■ SET TASK
Output an exact reproduction of the data.

▬▬▬▬▬▬▬▬▬▬

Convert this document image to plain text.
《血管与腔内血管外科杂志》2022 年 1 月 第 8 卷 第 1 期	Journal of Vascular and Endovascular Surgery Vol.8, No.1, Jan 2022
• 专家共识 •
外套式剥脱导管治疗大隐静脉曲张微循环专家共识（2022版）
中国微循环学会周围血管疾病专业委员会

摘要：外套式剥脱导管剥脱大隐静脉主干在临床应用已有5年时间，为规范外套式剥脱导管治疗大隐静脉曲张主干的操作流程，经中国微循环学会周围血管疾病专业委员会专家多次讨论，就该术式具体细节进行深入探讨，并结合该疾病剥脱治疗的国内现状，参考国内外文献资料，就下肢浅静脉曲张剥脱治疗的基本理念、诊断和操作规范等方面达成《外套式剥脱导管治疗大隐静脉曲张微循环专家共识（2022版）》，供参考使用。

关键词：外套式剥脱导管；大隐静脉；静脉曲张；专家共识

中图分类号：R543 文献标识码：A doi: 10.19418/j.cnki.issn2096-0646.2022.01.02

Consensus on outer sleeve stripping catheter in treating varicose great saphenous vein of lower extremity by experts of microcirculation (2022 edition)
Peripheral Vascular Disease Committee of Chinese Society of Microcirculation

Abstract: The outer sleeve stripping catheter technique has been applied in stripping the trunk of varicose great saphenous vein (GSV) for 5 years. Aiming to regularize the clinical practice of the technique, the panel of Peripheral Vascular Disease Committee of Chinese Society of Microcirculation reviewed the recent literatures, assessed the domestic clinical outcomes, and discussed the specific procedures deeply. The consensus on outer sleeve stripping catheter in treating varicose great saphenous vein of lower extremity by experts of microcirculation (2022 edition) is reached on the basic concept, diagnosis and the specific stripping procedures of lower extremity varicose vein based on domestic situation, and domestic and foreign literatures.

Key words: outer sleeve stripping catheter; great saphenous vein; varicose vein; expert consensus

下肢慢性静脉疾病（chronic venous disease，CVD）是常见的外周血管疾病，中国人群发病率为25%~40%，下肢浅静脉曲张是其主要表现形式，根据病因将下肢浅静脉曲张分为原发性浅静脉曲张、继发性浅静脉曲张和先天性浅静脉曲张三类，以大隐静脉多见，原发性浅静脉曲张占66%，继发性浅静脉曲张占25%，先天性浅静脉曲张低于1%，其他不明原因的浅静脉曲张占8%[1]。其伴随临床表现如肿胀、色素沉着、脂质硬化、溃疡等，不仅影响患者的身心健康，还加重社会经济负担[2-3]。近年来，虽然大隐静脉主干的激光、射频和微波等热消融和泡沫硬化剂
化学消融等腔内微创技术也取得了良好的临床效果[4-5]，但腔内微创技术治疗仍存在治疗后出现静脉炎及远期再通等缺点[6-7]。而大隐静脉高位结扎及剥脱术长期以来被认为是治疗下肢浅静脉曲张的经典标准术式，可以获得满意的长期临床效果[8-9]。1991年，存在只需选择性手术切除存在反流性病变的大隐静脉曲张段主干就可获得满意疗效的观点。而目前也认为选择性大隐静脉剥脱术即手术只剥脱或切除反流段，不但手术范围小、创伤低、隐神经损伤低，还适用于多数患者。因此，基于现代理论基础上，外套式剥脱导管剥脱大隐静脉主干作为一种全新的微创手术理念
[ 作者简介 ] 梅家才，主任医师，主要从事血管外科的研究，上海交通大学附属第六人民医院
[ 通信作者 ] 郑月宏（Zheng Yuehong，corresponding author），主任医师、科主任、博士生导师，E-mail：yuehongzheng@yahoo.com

▬▬▬▬▬▬▬▬▬▬

■ SOLUTION TO THE PROBLEM
Convert this document image to plain text.
《血管与腔内血管外科杂志》2022 年 1 月 第 8 卷 第 1 期	Journal of Vascular and Endovascular Surgery Vol.8, No.1, Jan 2022
• 专家共识 •
外套式剥脱导管治疗大隐静脉曲张微循环专家共识（2022版）
中国微循环学会周围血管疾病专业委员会

摘要：外套式剥脱导管剥脱大隐静脉主干在临床应用已有5年时间，为规范外套式剥脱导管治疗大隐静脉曲张主干的操作流程，经中国微循环学会周围血管疾病专业委员会专家多次讨论，就该术式具体细节进行深入探讨，并结合该疾病剥脱治疗的国内现状，参考国内外文献资料，就下肢浅静脉曲张剥脱治疗的基本理念、诊断和操作规范等方面达成《外套式剥脱导管治疗大隐静脉曲张微循环专家共识（2022版）》，供参考使用。

关键词：外套式剥脱导管；大隐静脉；静脉曲张；专家共识

中图分类号：R543 文献标识码：A doi: 10.19418/j.cnki.issn2096-0646.2022.01.02

Consensus on outer sleeve stripping catheter in treating varicose great saphenous vein of lower extremity by experts of microcirculation (2022 edition)
Peripheral Vascular Disease Committee of Chinese Society of Microcirculation

Abstract: The outer sleeve stripping catheter technique has been applied in stripping the trunk of varicose great saphenous vein (GSV) for 5 years. Aiming to regularize the clinical practice of the technique, the panel of Peripheral Vascular Disease Committee of Chinese Society of Microcirculation reviewed the recent literatures, assessed the domestic clinical outcomes, and discussed the specific procedures deeply. The consensus on outer sleeve stripping catheter in treating varicose great saphenous vein of lower extremity by experts of microcirculation (2022 edition) is reached on the basic concept, diagnosis and the specific stripping procedures of lower extremity varicose vein based on domestic situation, and domestic and foreign literatures.

Key words: outer sleeve stripping catheter; great saphenous vein; varicose vein; expert consensus

下肢慢性静脉疾病（chronic venous disease，CVD）是常见的外周血管疾病，中国人群发病率为25%~40%，下肢浅静脉曲张是其主要表现形式，根据病因将下肢浅静脉曲张分为原发性浅静脉曲张、继发性浅静脉曲张和先天性浅静脉曲张三类，以大隐静脉多见，原发性浅静脉曲张占66%，继发性浅静脉曲张占25%，先天性浅静脉曲张低于1%，其他不明原因的浅静脉曲张占8%[1]。其伴随临床表现如肿胀、色素沉着、脂质硬化、溃疡等，不仅影响患者的身心健康，还加重社会经济负担[2-3]。近年来，虽然大隐静脉主干的激光、射频和微波等热消融和泡沫硬化剂
化学消融等腔内微创技术也取得了良好的临床效果[4-5]，但腔内微创技术治疗仍存在治疗后出现静脉炎及远期再通等缺点[6-7]。而大隐静脉高位结扎及剥脱术长期以来被认为是治疗下肢浅静脉曲张的经典标准术式，可以获得满意的长期临床效果[8-9]。1991年，存在只需选择性手术切除存在反流性病变的大隐静脉曲张段主干就可获得满意疗效的观点。而目前也认为选择性大隐静脉剥脱术即手术只剥脱或切除反流段，不但手术范围小、创伤低、隐神经损伤低，还适用于多数患者。因此，基于现代理论基础上，外套式剥脱导管剥脱大隐静脉主干作为一种全新的微创手术理念
[ 作者简介 ] 梅家才，主任医师，主要从事血管外科的研究，上海交通大学附属第六人民医院
[ 通信作者 ] 郑月宏（Zheng Yuehong，corresponding author），主任医师、科主任、博士生导师，E-mail：yuehongzheng@yahoo.com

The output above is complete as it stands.